** Start ENTRIES **

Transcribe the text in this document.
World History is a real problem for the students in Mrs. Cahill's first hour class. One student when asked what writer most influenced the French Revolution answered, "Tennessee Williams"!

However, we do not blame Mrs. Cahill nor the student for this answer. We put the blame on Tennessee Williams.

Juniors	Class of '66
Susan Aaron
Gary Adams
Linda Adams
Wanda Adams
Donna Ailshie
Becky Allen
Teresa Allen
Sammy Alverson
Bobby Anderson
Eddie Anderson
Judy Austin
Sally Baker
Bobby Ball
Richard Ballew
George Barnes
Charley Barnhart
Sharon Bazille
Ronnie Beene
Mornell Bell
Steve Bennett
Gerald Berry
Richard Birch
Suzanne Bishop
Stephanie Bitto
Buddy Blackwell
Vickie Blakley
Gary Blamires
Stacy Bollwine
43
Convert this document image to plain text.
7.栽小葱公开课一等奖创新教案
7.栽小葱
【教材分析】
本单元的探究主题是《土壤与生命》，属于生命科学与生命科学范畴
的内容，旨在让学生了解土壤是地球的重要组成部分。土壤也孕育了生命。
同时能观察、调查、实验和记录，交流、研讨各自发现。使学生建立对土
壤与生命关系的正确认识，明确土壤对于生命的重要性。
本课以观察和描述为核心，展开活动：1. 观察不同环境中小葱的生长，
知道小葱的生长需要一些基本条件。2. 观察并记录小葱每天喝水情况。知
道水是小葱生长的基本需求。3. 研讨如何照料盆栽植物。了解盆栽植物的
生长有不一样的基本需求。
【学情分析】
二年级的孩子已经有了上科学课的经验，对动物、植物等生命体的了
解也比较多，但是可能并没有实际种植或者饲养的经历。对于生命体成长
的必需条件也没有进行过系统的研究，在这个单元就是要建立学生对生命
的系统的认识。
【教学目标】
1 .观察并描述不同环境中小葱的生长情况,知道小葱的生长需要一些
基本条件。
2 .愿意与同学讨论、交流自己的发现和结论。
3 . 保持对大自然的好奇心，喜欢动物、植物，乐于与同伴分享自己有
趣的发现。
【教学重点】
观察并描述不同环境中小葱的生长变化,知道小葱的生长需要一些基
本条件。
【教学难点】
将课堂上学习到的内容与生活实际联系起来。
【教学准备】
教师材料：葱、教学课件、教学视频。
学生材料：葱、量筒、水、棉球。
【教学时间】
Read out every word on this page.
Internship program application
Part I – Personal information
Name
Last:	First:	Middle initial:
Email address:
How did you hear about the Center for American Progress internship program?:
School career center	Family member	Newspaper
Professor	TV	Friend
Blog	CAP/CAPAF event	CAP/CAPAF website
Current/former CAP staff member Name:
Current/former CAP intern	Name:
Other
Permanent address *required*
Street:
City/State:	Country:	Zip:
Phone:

** End ENTRIES **

GIVEN INSTRUCTION >>
Retype the material above, line by line, exactly.

COMPLETE OUTPUT >>
Transcribe the text in this document.
World History is a real problem for the students in Mrs. Cahill's first hour class. One student when asked what writer most influenced the French Revolution answered, "Tennessee Williams"!

However, we do not blame Mrs. Cahill nor the student for this answer. We put the blame on Tennessee Williams.

Juniors	Class of '66
Susan Aaron
Gary Adams
Linda Adams
Wanda Adams
Donna Ailshie
Becky Allen
Teresa Allen
Sammy Alverson
Bobby Anderson
Eddie Anderson
Judy Austin
Sally Baker
Bobby Ball
Richard Ballew
George Barnes
Charley Barnhart
Sharon Bazille
Ronnie Beene
Mornell Bell
Steve Bennett
Gerald Berry
Richard Birch
Suzanne Bishop
Stephanie Bitto
Buddy Blackwell
Vickie Blakley
Gary Blamires
Stacy Bollwine
43
Convert this document image to plain text.
7.栽小葱公开课一等奖创新教案
7.栽小葱
【教材分析】
本单元的探究主题是《土壤与生命》，属于生命科学与生命科学范畴
的内容，旨在让学生了解土壤是地球的重要组成部分。土壤也孕育了生命。
同时能观察、调查、实验和记录，交流、研讨各自发现。使学生建立对土
壤与生命关系的正确认识，明确土壤对于生命的重要性。
本课以观察和描述为核心，展开活动：1. 观察不同环境中小葱的生长，
知道小葱的生长需要一些基本条件。2. 观察并记录小葱每天喝水情况。知
道水是小葱生长的基本需求。3. 研讨如何照料盆栽植物。了解盆栽植物的
生长有不一样的基本需求。
【学情分析】
二年级的孩子已经有了上科学课的经验，对动物、植物等生命体的了
解也比较多，但是可能并没有实际种植或者饲养的经历。对于生命体成长
的必需条件也没有进行过系统的研究，在这个单元就是要建立学生对生命
的系统的认识。
【教学目标】
1 .观察并描述不同环境中小葱的生长情况,知道小葱的生长需要一些
基本条件。
2 .愿意与同学讨论、交流自己的发现和结论。
3 . 保持对大自然的好奇心，喜欢动物、植物，乐于与同伴分享自己有
趣的发现。
【教学重点】
观察并描述不同环境中小葱的生长变化,知道小葱的生长需要一些基
本条件。
【教学难点】
将课堂上学习到的内容与生活实际联系起来。
【教学准备】
教师材料：葱、教学课件、教学视频。
学生材料：葱、量筒、水、棉球。
【教学时间】
Read out every word on this page.
Internship program application
Part I – Personal information
Name
Last:	First:	Middle initial:
Email address:
How did you hear about the Center for American Progress internship program?:
School career center	Family member	Newspaper
Professor	TV	Friend
Blog	CAP/CAPAF event	CAP/CAPAF website
Current/former CAP staff member Name:
Current/former CAP intern	Name:
Other
Permanent address *required*
Street:
City/State:	Country:	Zip:
Phone:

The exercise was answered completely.